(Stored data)
---
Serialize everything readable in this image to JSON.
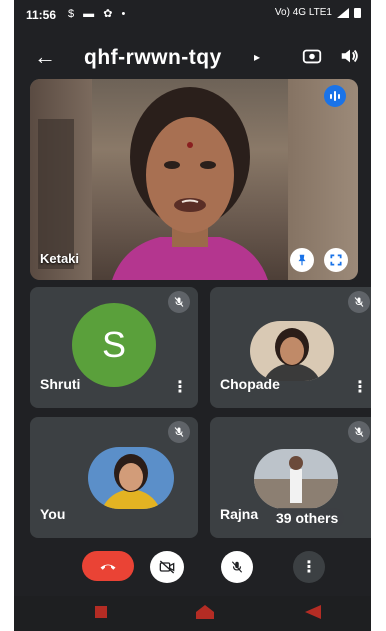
{
  "status_bar": {
    "time": "11:56",
    "notification_icons": [
      "dollar-icon",
      "message-icon",
      "chat-bubble-icon",
      "dot-icon"
    ],
    "signal_text": "Vo) 4G LTE1"
  },
  "top_bar": {
    "meeting_code": "qhf-rwwn-tqy"
  },
  "main_speaker": {
    "name": "Ketaki"
  },
  "participants": [
    {
      "name": "Shruti",
      "initial": "S",
      "avatar_color": "#5aa03b",
      "muted": true
    },
    {
      "name": "Chopade",
      "muted": true
    },
    {
      "name": "You",
      "muted": true
    },
    {
      "name": "Rajna",
      "muted": true,
      "others_label": "39 others"
    }
  ],
  "controls": {
    "end_call": "call-end-icon",
    "camera": "videocam-off-icon",
    "microphone": "mic-off-icon",
    "more": "more-vert-icon"
  },
  "colors": {
    "background": "#202124",
    "tile": "#3c4043",
    "end_call": "#ea4335",
    "accent": "#1a73e8"
  }
}
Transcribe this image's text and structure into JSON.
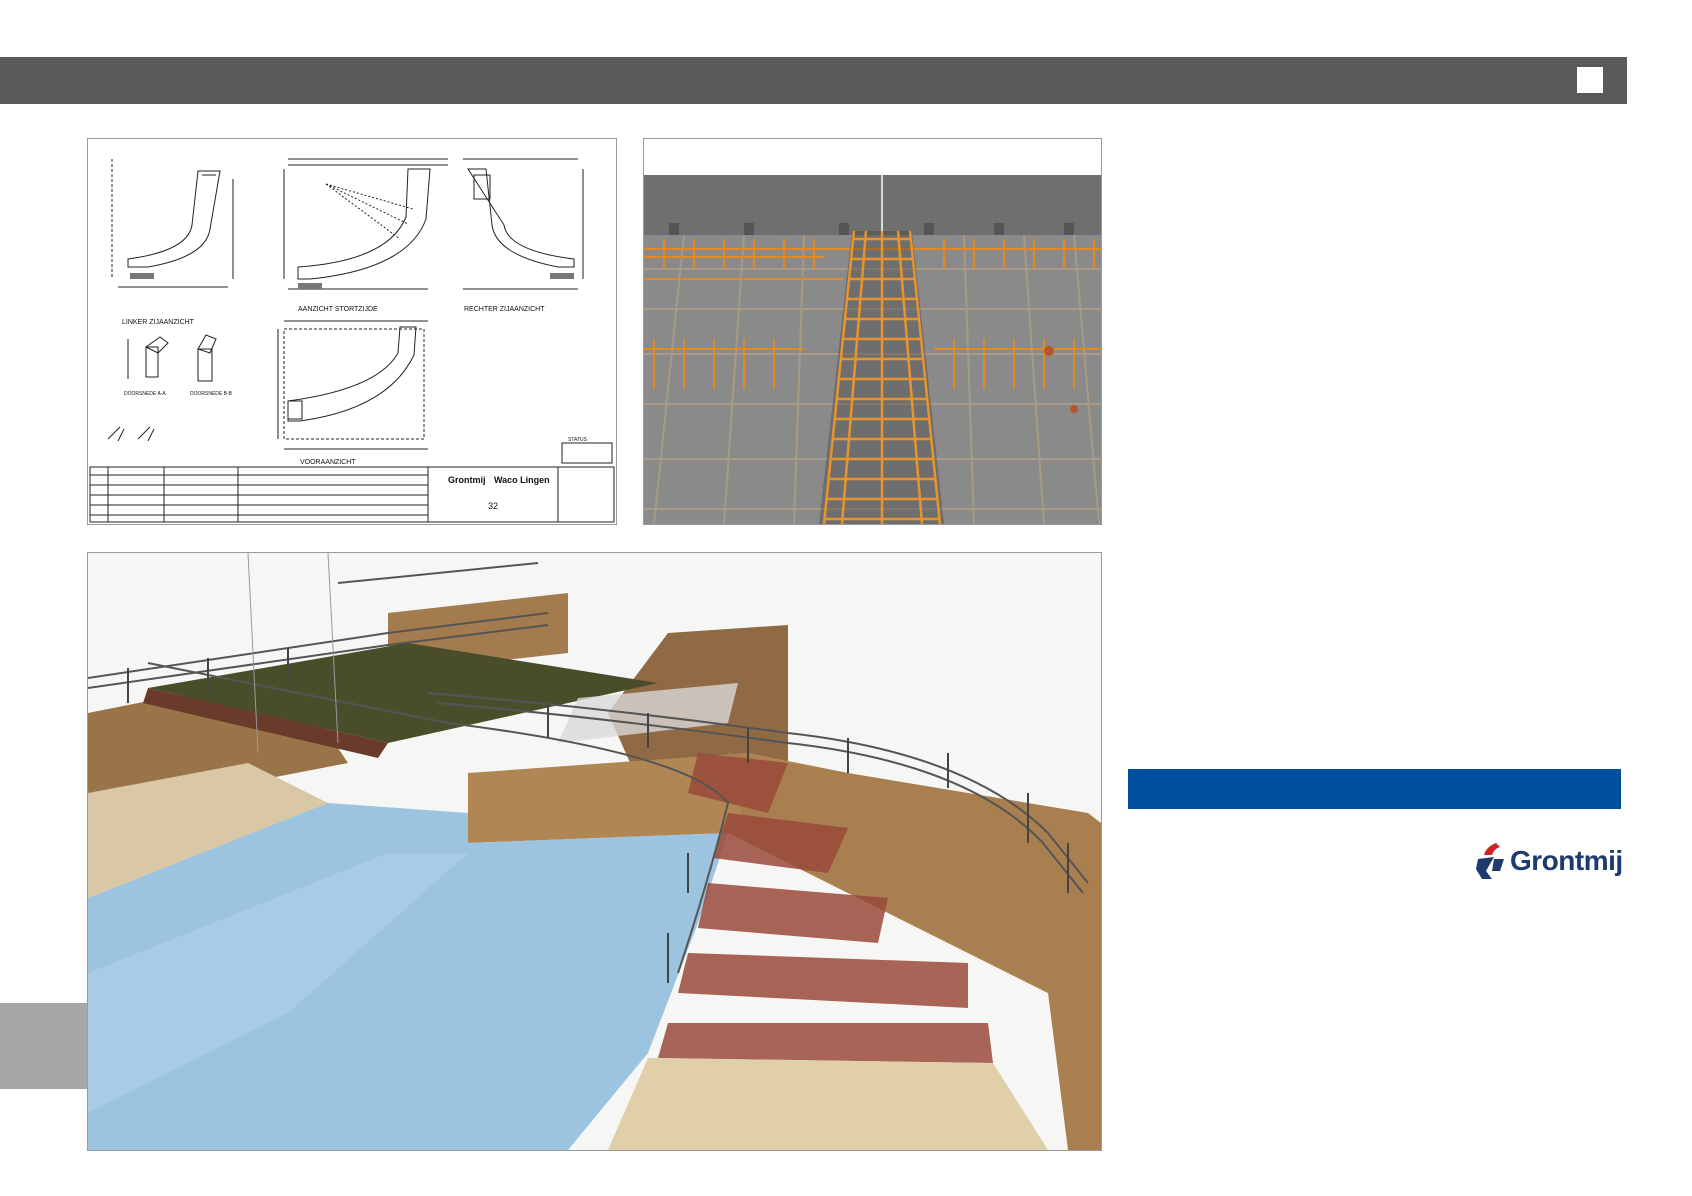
---
Exercise requirements -
Select and copy every line of the listing with the word "JSON".

Output of the task -
Serialize everything readable in this image to JSON.
Transcribe this image's text and structure into JSON.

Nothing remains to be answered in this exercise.